* START RECORDED INFORMATION *
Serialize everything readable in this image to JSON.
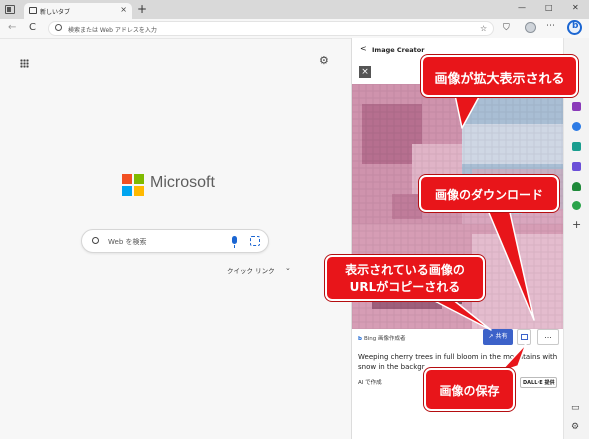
{
  "browser": {
    "tab_title": "新しいタブ",
    "tab_close": "×",
    "new_tab": "+",
    "window_minimize": "—",
    "window_maximize": "□",
    "window_close": "✕",
    "back": "←",
    "reload": "C",
    "address_placeholder": "検索または Web アドレスを入力"
  },
  "new_tab_page": {
    "brand": "Microsoft",
    "search_placeholder": "Web を検索",
    "quick_links": "クイック リンク"
  },
  "panel": {
    "title": "Image Creator",
    "back": "<",
    "close": "×",
    "attribution": "Bing 画像作成者",
    "share_label": "共有",
    "more_label": "...",
    "prompt": "Weeping cherry trees in full bloom in the mountains with snow in the backgr",
    "ai_made": "AI で作成",
    "dalle_badge": "DALL·E 提供"
  },
  "callouts": {
    "enlarge": "画像が拡大表示される",
    "download": "画像のダウンロード",
    "url_copy_line1": "表示されている画像の",
    "url_copy_line2": "URLがコピーされる",
    "save": "画像の保存"
  },
  "colors": {
    "callout": "#e8151a",
    "accent_blue": "#1b66d2",
    "share_button": "#3c62c9"
  }
}
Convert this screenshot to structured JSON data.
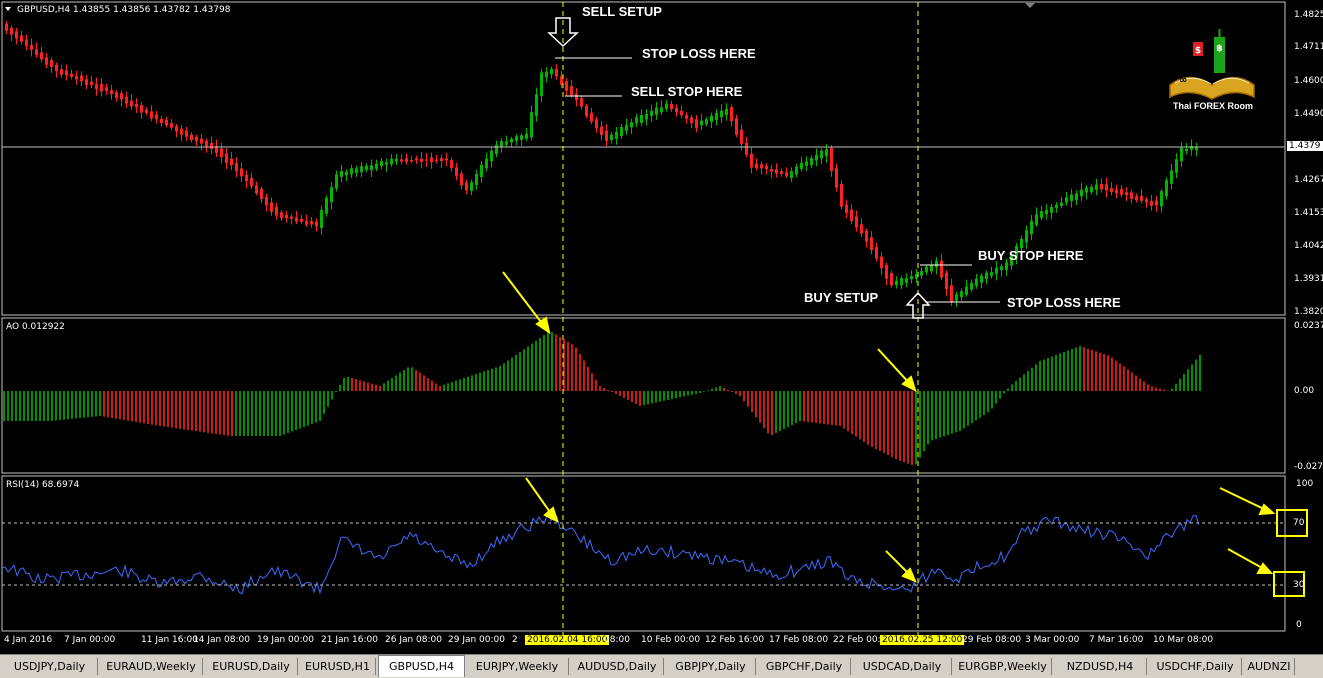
{
  "symbol_header": "GBPUSD,H4  1.43855 1.43856 1.43782 1.43798",
  "ao_header": "AO 0.012922",
  "rsi_header": "RSI(14) 68.6974",
  "annotations": {
    "sell_setup": "SELL SETUP",
    "stop_loss_top": "STOP LOSS HERE",
    "sell_stop": "SELL STOP HERE",
    "buy_stop": "BUY STOP HERE",
    "buy_setup": "BUY SETUP",
    "stop_loss_bottom": "STOP LOSS HERE"
  },
  "price_axis": [
    "1.4825",
    "1.4711",
    "1.4600",
    "1.4490",
    "1.4379",
    "1.4267",
    "1.4153",
    "1.4042",
    "1.3931",
    "1.3820"
  ],
  "current_price": "1.4379",
  "ao_axis": [
    "0.0237",
    "0.00",
    "-0.0270"
  ],
  "rsi_axis": [
    "100",
    "70",
    "30",
    "0"
  ],
  "rsi_levels": {
    "upper": "70",
    "lower": "30"
  },
  "time_axis": [
    "4 Jan 2016",
    "7 Jan 00:00",
    "11 Jan 16:00",
    "14 Jan 08:00",
    "19 Jan 00:00",
    "21 Jan 16:00",
    "26 Jan 08:00",
    "29 Jan 00:00",
    "2",
    "2016.02.04 16:00",
    "08:00",
    "10 Feb 00:00",
    "12 Feb 16:00",
    "17 Feb 08:00",
    "22 Feb 00:00",
    "2016.02.25 12:00",
    "29 Feb 08:00",
    "3 Mar 00:00",
    "7 Mar 16:00",
    "10 Mar 08:00"
  ],
  "logo_text": "Thai FOREX Room",
  "tabs": [
    "USDJPY,Daily",
    "EURAUD,Weekly",
    "EURUSD,Daily",
    "EURUSD,H1",
    "GBPUSD,H4",
    "EURJPY,Weekly",
    "AUDUSD,Daily",
    "GBPJPY,Daily",
    "GBPCHF,Daily",
    "USDCAD,Daily",
    "EURGBP,Weekly",
    "NZDUSD,H4",
    "USDCHF,Daily",
    "AUDNZI"
  ],
  "active_tab": "GBPUSD,H4",
  "colors": {
    "bull": "#00b400",
    "bear": "#ff2020",
    "rsi_line": "#3c6cff",
    "marker": "#ffff00",
    "grid": "#c0c0c0"
  }
}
* END RECORDED INFORMATION *
● **WHAT YOU SHOULD DO**: Your answer should be a single number: the count of lines that contain "HERE".

● **SOLUTION TO THIS EXERCISE**: 4